* [RECORDED INFORMATION]:
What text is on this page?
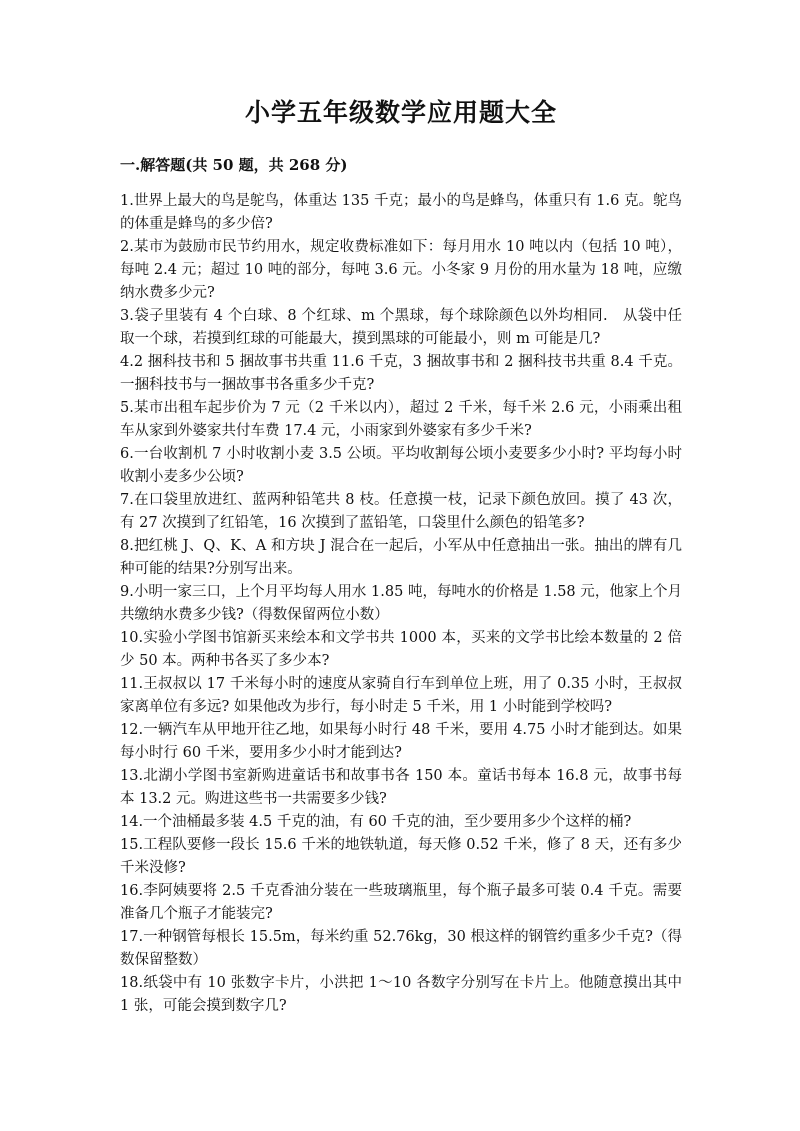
小学五年级数学应用题大全
一.解答题(共 50 题，共 268 分)
1.世界上最大的鸟是鸵鸟，体重达 135 千克；最小的鸟是蜂鸟，体重只有 1.6 克。鸵鸟的体重是蜂鸟的多少倍?
2.某市为鼓励市民节约用水，规定收费标准如下：每月用水 10 吨以内（包括 10 吨），每吨 2.4 元；超过 10 吨的部分，每吨 3.6 元。小冬家 9 月份的用水量为 18 吨，应缴纳水费多少元?
3.袋子里装有 4 个白球、8 个红球、m 个黑球，每个球除颜色以外均相同.　从袋中任取一个球，若摸到红球的可能最大，摸到黑球的可能最小，则 m 可能是几?
4.2 捆科技书和 5 捆故事书共重 11.6 千克，3 捆故事书和 2 捆科技书共重 8.4 千克。一捆科技书与一捆故事书各重多少千克?
5.某市出租车起步价为 7 元（2 千米以内），超过 2 千米，每千米 2.6 元，小雨乘出租车从家到外婆家共付车费 17.4 元，小雨家到外婆家有多少千米?
6.一台收割机 7 小时收割小麦 3.5 公顷。平均收割每公顷小麦要多少小时? 平均每小时收割小麦多少公顷?
7.在口袋里放进红、蓝两种铅笔共 8 枝。任意摸一枝，记录下颜色放回。摸了 43 次，有 27 次摸到了红铅笔，16 次摸到了蓝铅笔，口袋里什么颜色的铅笔多?
8.把红桃 J、Q、K、A 和方块 J 混合在一起后，小军从中任意抽出一张。抽出的牌有几种可能的结果?分别写出来。
9.小明一家三口，上个月平均每人用水 1.85 吨，每吨水的价格是 1.58 元，他家上个月共缴纳水费多少钱?（得数保留两位小数）
10.实验小学图书馆新买来绘本和文学书共 1000 本，买来的文学书比绘本数量的 2 倍少 50 本。两种书各买了多少本?
11.王叔叔以 17 千米每小时的速度从家骑自行车到单位上班，用了 0.35 小时，王叔叔家离单位有多远? 如果他改为步行，每小时走 5 千米，用 1 小时能到学校吗?
12.一辆汽车从甲地开往乙地，如果每小时行 48 千米，要用 4.75 小时才能到达。如果每小时行 60 千米，要用多少小时才能到达?
13.北湖小学图书室新购进童话书和故事书各 150 本。童话书每本 16.8 元，故事书每本 13.2 元。购进这些书一共需要多少钱?
14.一个油桶最多装 4.5 千克的油，有 60 千克的油，至少要用多少个这样的桶?
15.工程队要修一段长 15.6 千米的地铁轨道，每天修 0.52 千米，修了 8 天，还有多少千米没修?
16.李阿姨要将 2.5 千克香油分装在一些玻璃瓶里，每个瓶子最多可装 0.4 千克。需要准备几个瓶子才能装完?
17.一种钢管每根长 15.5m，每米约重 52.76kg，30 根这样的钢管约重多少千克?（得数保留整数）
18.纸袋中有 10 张数字卡片，小洪把 1～10 各数字分别写在卡片上。他随意摸出其中 1 张，可能会摸到数字几?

* [TASK GOAL]:
Retype every record above exactly as written, but leave out the pictures.

* [FULL SOLUTION]:
What text is on this page?
小学五年级数学应用题大全
一.解答题(共 50 题，共 268 分)
1.世界上最大的鸟是鸵鸟，体重达 135 千克；最小的鸟是蜂鸟，体重只有 1.6 克。鸵鸟的体重是蜂鸟的多少倍?
2.某市为鼓励市民节约用水，规定收费标准如下：每月用水 10 吨以内（包括 10 吨），每吨 2.4 元；超过 10 吨的部分，每吨 3.6 元。小冬家 9 月份的用水量为 18 吨，应缴纳水费多少元?
3.袋子里装有 4 个白球、8 个红球、m 个黑球，每个球除颜色以外均相同.　从袋中任取一个球，若摸到红球的可能最大，摸到黑球的可能最小，则 m 可能是几?
4.2 捆科技书和 5 捆故事书共重 11.6 千克，3 捆故事书和 2 捆科技书共重 8.4 千克。一捆科技书与一捆故事书各重多少千克?
5.某市出租车起步价为 7 元（2 千米以内），超过 2 千米，每千米 2.6 元，小雨乘出租车从家到外婆家共付车费 17.4 元，小雨家到外婆家有多少千米?
6.一台收割机 7 小时收割小麦 3.5 公顷。平均收割每公顷小麦要多少小时? 平均每小时收割小麦多少公顷?
7.在口袋里放进红、蓝两种铅笔共 8 枝。任意摸一枝，记录下颜色放回。摸了 43 次，有 27 次摸到了红铅笔，16 次摸到了蓝铅笔，口袋里什么颜色的铅笔多?
8.把红桃 J、Q、K、A 和方块 J 混合在一起后，小军从中任意抽出一张。抽出的牌有几种可能的结果?分别写出来。
9.小明一家三口，上个月平均每人用水 1.85 吨，每吨水的价格是 1.58 元，他家上个月共缴纳水费多少钱?（得数保留两位小数）
10.实验小学图书馆新买来绘本和文学书共 1000 本，买来的文学书比绘本数量的 2 倍少 50 本。两种书各买了多少本?
11.王叔叔以 17 千米每小时的速度从家骑自行车到单位上班，用了 0.35 小时，王叔叔家离单位有多远? 如果他改为步行，每小时走 5 千米，用 1 小时能到学校吗?
12.一辆汽车从甲地开往乙地，如果每小时行 48 千米，要用 4.75 小时才能到达。如果每小时行 60 千米，要用多少小时才能到达?
13.北湖小学图书室新购进童话书和故事书各 150 本。童话书每本 16.8 元，故事书每本 13.2 元。购进这些书一共需要多少钱?
14.一个油桶最多装 4.5 千克的油，有 60 千克的油，至少要用多少个这样的桶?
15.工程队要修一段长 15.6 千米的地铁轨道，每天修 0.52 千米，修了 8 天，还有多少千米没修?
16.李阿姨要将 2.5 千克香油分装在一些玻璃瓶里，每个瓶子最多可装 0.4 千克。需要准备几个瓶子才能装完?
17.一种钢管每根长 15.5m，每米约重 52.76kg，30 根这样的钢管约重多少千克?（得数保留整数）
18.纸袋中有 10 张数字卡片，小洪把 1～10 各数字分别写在卡片上。他随意摸出其中 1 张，可能会摸到数字几?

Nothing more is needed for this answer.